| Required task |
All of the records below should be output exactly.

| Provided data |
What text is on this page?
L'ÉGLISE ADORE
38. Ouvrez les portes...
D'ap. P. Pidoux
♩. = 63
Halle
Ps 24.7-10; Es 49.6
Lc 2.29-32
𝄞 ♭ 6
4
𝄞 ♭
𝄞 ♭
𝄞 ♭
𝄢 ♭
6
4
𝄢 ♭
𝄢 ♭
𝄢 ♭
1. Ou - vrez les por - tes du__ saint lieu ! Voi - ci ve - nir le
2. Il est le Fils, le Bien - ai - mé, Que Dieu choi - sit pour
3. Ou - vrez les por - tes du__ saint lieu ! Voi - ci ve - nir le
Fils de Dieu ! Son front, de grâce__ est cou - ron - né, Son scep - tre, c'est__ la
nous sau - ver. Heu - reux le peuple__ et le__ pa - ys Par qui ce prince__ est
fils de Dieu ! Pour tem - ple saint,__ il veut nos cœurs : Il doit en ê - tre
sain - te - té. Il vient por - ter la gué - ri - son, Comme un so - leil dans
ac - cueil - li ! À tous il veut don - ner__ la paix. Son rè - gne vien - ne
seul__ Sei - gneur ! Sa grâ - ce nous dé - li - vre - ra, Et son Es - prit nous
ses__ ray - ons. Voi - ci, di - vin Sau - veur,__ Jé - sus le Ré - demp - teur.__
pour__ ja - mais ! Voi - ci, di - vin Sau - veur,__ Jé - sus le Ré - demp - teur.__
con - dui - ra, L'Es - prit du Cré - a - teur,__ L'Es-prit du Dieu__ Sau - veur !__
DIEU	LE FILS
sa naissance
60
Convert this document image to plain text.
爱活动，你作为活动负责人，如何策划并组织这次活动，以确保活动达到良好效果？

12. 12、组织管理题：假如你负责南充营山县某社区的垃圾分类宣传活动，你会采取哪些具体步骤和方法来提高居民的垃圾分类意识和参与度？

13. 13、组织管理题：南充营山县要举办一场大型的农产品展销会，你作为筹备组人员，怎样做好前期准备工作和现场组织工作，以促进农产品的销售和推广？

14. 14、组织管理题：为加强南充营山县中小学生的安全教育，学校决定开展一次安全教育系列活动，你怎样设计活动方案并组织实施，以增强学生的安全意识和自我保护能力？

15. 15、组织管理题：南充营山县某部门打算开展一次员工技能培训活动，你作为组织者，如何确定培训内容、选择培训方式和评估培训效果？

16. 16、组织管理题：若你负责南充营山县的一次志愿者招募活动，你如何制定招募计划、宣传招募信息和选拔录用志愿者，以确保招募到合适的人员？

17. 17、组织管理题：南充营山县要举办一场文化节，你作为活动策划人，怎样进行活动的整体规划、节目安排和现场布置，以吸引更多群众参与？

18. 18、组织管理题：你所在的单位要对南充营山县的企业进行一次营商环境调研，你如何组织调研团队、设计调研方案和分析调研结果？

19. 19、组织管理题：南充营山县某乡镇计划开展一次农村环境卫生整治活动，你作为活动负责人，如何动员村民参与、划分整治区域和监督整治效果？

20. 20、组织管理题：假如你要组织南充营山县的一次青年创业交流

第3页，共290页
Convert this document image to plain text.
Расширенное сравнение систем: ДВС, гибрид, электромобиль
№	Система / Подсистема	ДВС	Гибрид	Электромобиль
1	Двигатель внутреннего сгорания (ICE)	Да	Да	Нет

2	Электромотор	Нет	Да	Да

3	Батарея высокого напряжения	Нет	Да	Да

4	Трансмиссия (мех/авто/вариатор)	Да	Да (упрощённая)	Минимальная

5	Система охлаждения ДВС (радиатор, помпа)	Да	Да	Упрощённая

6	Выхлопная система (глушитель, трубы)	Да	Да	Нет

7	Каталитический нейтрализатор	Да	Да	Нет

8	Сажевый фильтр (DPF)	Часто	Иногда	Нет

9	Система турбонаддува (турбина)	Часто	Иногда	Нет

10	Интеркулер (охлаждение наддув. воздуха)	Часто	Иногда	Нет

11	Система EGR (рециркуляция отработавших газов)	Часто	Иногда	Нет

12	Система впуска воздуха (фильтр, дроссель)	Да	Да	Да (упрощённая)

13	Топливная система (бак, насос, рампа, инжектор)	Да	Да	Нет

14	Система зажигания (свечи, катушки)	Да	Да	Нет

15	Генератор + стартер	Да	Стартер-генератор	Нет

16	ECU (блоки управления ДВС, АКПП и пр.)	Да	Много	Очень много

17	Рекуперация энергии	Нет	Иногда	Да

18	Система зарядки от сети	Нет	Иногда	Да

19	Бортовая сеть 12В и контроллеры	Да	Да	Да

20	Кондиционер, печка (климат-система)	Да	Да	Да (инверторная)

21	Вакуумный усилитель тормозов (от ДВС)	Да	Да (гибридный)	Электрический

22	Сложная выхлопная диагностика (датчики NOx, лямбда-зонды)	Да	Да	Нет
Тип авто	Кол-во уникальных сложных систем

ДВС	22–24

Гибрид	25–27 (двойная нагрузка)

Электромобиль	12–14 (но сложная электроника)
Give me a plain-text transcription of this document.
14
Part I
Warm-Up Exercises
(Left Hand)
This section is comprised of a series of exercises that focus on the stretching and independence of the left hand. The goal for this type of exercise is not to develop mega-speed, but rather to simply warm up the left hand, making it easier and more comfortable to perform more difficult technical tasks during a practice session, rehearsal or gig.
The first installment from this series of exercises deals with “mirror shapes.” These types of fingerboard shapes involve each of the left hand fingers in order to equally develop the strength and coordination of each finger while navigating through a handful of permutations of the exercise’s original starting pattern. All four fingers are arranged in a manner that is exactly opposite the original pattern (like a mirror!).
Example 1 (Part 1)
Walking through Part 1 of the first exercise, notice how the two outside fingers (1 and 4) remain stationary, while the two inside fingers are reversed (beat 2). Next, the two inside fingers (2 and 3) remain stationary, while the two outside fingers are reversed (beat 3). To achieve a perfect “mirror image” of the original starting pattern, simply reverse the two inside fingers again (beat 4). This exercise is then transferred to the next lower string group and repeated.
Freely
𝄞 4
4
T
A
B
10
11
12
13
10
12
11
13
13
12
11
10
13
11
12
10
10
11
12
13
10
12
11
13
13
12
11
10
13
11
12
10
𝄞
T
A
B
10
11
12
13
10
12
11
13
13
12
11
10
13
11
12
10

| Output below |
What text is on this page?
L'ÉGLISE ADORE
38. Ouvrez les portes...
D'ap. P. Pidoux
♩. = 63
Halle
Ps 24.7-10; Es 49.6
Lc 2.29-32
𝄞 ♭ 6
4
𝄞 ♭
𝄞 ♭
𝄞 ♭
𝄢 ♭
6
4
𝄢 ♭
𝄢 ♭
𝄢 ♭
1. Ou - vrez les por - tes du__ saint lieu ! Voi - ci ve - nir le
2. Il est le Fils, le Bien - ai - mé, Que Dieu choi - sit pour
3. Ou - vrez les por - tes du__ saint lieu ! Voi - ci ve - nir le
Fils de Dieu ! Son front, de grâce__ est cou - ron - né, Son scep - tre, c'est__ la
nous sau - ver. Heu - reux le peuple__ et le__ pa - ys Par qui ce prince__ est
fils de Dieu ! Pour tem - ple saint,__ il veut nos cœurs : Il doit en ê - tre
sain - te - té. Il vient por - ter la gué - ri - son, Comme un so - leil dans
ac - cueil - li ! À tous il veut don - ner__ la paix. Son rè - gne vien - ne
seul__ Sei - gneur ! Sa grâ - ce nous dé - li - vre - ra, Et son Es - prit nous
ses__ ray - ons. Voi - ci, di - vin Sau - veur,__ Jé - sus le Ré - demp - teur.__
pour__ ja - mais ! Voi - ci, di - vin Sau - veur,__ Jé - sus le Ré - demp - teur.__
con - dui - ra, L'Es - prit du Cré - a - teur,__ L'Es-prit du Dieu__ Sau - veur !__
DIEU	LE FILS
sa naissance
60
Convert this document image to plain text.
爱活动，你作为活动负责人，如何策划并组织这次活动，以确保活动达到良好效果？

12. 12、组织管理题：假如你负责南充营山县某社区的垃圾分类宣传活动，你会采取哪些具体步骤和方法来提高居民的垃圾分类意识和参与度？

13. 13、组织管理题：南充营山县要举办一场大型的农产品展销会，你作为筹备组人员，怎样做好前期准备工作和现场组织工作，以促进农产品的销售和推广？

14. 14、组织管理题：为加强南充营山县中小学生的安全教育，学校决定开展一次安全教育系列活动，你怎样设计活动方案并组织实施，以增强学生的安全意识和自我保护能力？

15. 15、组织管理题：南充营山县某部门打算开展一次员工技能培训活动，你作为组织者，如何确定培训内容、选择培训方式和评估培训效果？

16. 16、组织管理题：若你负责南充营山县的一次志愿者招募活动，你如何制定招募计划、宣传招募信息和选拔录用志愿者，以确保招募到合适的人员？

17. 17、组织管理题：南充营山县要举办一场文化节，你作为活动策划人，怎样进行活动的整体规划、节目安排和现场布置，以吸引更多群众参与？

18. 18、组织管理题：你所在的单位要对南充营山县的企业进行一次营商环境调研，你如何组织调研团队、设计调研方案和分析调研结果？

19. 19、组织管理题：南充营山县某乡镇计划开展一次农村环境卫生整治活动，你作为活动负责人，如何动员村民参与、划分整治区域和监督整治效果？

20. 20、组织管理题：假如你要组织南充营山县的一次青年创业交流

第3页，共290页
Convert this document image to plain text.
Расширенное сравнение систем: ДВС, гибрид, электромобиль
№	Система / Подсистема	ДВС	Гибрид	Электромобиль
1	Двигатель внутреннего сгорания (ICE)	Да	Да	Нет

2	Электромотор	Нет	Да	Да

3	Батарея высокого напряжения	Нет	Да	Да

4	Трансмиссия (мех/авто/вариатор)	Да	Да (упрощённая)	Минимальная

5	Система охлаждения ДВС (радиатор, помпа)	Да	Да	Упрощённая

6	Выхлопная система (глушитель, трубы)	Да	Да	Нет

7	Каталитический нейтрализатор	Да	Да	Нет

8	Сажевый фильтр (DPF)	Часто	Иногда	Нет

9	Система турбонаддува (турбина)	Часто	Иногда	Нет

10	Интеркулер (охлаждение наддув. воздуха)	Часто	Иногда	Нет

11	Система EGR (рециркуляция отработавших газов)	Часто	Иногда	Нет

12	Система впуска воздуха (фильтр, дроссель)	Да	Да	Да (упрощённая)

13	Топливная система (бак, насос, рампа, инжектор)	Да	Да	Нет

14	Система зажигания (свечи, катушки)	Да	Да	Нет

15	Генератор + стартер	Да	Стартер-генератор	Нет

16	ECU (блоки управления ДВС, АКПП и пр.)	Да	Много	Очень много

17	Рекуперация энергии	Нет	Иногда	Да

18	Система зарядки от сети	Нет	Иногда	Да

19	Бортовая сеть 12В и контроллеры	Да	Да	Да

20	Кондиционер, печка (климат-система)	Да	Да	Да (инверторная)

21	Вакуумный усилитель тормозов (от ДВС)	Да	Да (гибридный)	Электрический

22	Сложная выхлопная диагностика (датчики NOx, лямбда-зонды)	Да	Да	Нет
Тип авто	Кол-во уникальных сложных систем

ДВС	22–24

Гибрид	25–27 (двойная нагрузка)

Электромобиль	12–14 (но сложная электроника)
Give me a plain-text transcription of this document.
14
Part I
Warm-Up Exercises
(Left Hand)
This section is comprised of a series of exercises that focus on the stretching and independence of the left hand. The goal for this type of exercise is not to develop mega-speed, but rather to simply warm up the left hand, making it easier and more comfortable to perform more difficult technical tasks during a practice session, rehearsal or gig.
The first installment from this series of exercises deals with “mirror shapes.” These types of fingerboard shapes involve each of the left hand fingers in order to equally develop the strength and coordination of each finger while navigating through a handful of permutations of the exercise’s original starting pattern. All four fingers are arranged in a manner that is exactly opposite the original pattern (like a mirror!).
Example 1 (Part 1)
Walking through Part 1 of the first exercise, notice how the two outside fingers (1 and 4) remain stationary, while the two inside fingers are reversed (beat 2). Next, the two inside fingers (2 and 3) remain stationary, while the two outside fingers are reversed (beat 3). To achieve a perfect “mirror image” of the original starting pattern, simply reverse the two inside fingers again (beat 4). This exercise is then transferred to the next lower string group and repeated.
Freely
𝄞 4
4
T
A
B
10
11
12
13
10
12
11
13
13
12
11
10
13
11
12
10
10
11
12
13
10
12
11
13
13
12
11
10
13
11
12
10
𝄞
T
A
B
10
11
12
13
10
12
11
13
13
12
11
10
13
11
12
10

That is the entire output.